Retype exactly the lines from the line containing "Parse this screenshot: output" through the line containing "Serialize everything readable", both included, and nothing more; skip the pictures.

──────────

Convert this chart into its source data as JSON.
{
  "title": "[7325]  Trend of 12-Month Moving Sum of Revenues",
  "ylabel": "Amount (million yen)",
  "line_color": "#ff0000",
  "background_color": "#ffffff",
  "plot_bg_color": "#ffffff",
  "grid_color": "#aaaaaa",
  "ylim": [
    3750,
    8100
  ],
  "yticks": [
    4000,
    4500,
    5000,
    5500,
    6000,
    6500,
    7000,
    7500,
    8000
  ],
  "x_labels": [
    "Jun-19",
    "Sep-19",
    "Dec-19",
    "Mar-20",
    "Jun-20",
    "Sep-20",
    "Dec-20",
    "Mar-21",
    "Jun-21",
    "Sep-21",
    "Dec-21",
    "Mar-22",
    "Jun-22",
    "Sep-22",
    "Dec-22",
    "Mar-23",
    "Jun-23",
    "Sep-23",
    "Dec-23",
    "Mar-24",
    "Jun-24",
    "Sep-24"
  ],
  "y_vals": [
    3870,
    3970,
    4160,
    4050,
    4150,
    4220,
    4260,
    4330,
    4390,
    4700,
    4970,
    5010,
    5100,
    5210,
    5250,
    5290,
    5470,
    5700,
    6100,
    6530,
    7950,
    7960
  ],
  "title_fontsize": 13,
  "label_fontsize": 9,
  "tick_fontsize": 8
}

──────────

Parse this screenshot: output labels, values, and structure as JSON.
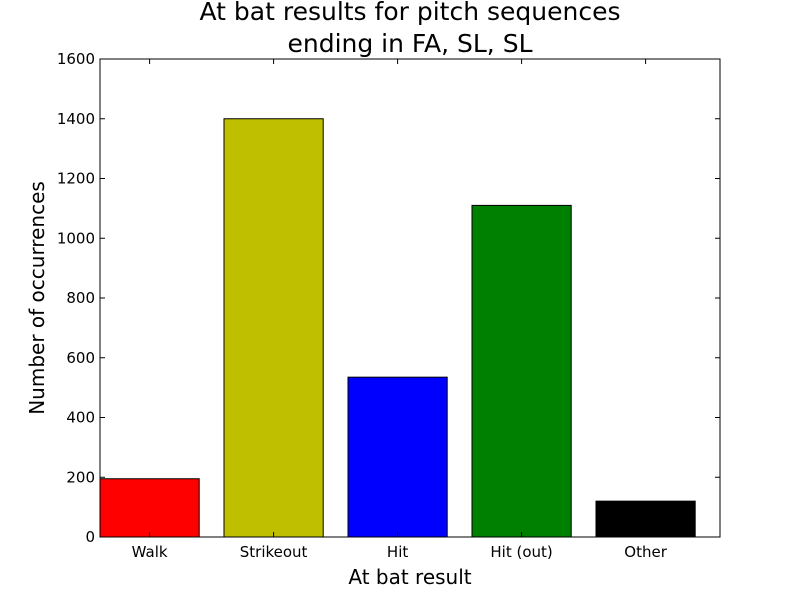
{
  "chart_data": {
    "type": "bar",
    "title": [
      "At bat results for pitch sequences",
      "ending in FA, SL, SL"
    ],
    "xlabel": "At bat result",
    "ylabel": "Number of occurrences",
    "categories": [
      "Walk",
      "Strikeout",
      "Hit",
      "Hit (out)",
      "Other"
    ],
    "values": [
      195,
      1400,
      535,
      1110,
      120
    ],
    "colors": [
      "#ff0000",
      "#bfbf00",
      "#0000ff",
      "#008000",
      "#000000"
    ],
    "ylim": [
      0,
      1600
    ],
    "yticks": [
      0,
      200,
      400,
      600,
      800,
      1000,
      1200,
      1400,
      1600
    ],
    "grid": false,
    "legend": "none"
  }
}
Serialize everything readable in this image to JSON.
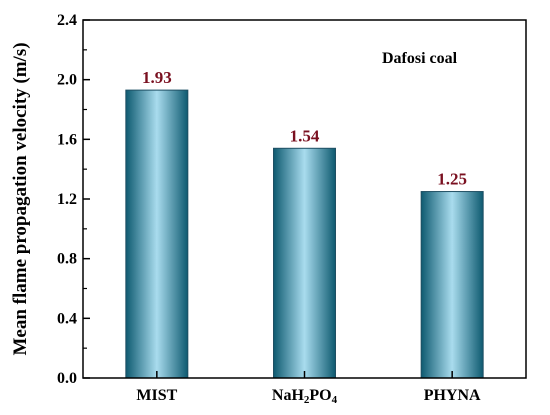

──────────

TASK RESPONSE:
Parse this screenshot: output labels, values, and structure as JSON.
{
  "chart_data": {
    "type": "bar",
    "title": [
      "At bat results for pitch sequences",
      "ending in FA, SL, SL"
    ],
    "xlabel": "At bat result",
    "ylabel": "Number of occurrences",
    "categories": [
      "Walk",
      "Strikeout",
      "Hit",
      "Hit (out)",
      "Other"
    ],
    "values": [
      195,
      1400,
      535,
      1110,
      120
    ],
    "colors": [
      "#ff0000",
      "#bfbf00",
      "#0000ff",
      "#008000",
      "#000000"
    ],
    "ylim": [
      0,
      1600
    ],
    "yticks": [
      0,
      200,
      400,
      600,
      800,
      1000,
      1200,
      1400,
      1600
    ],
    "grid": false,
    "legend": "none"
  }
}
Serialize everything readable in this image to JSON.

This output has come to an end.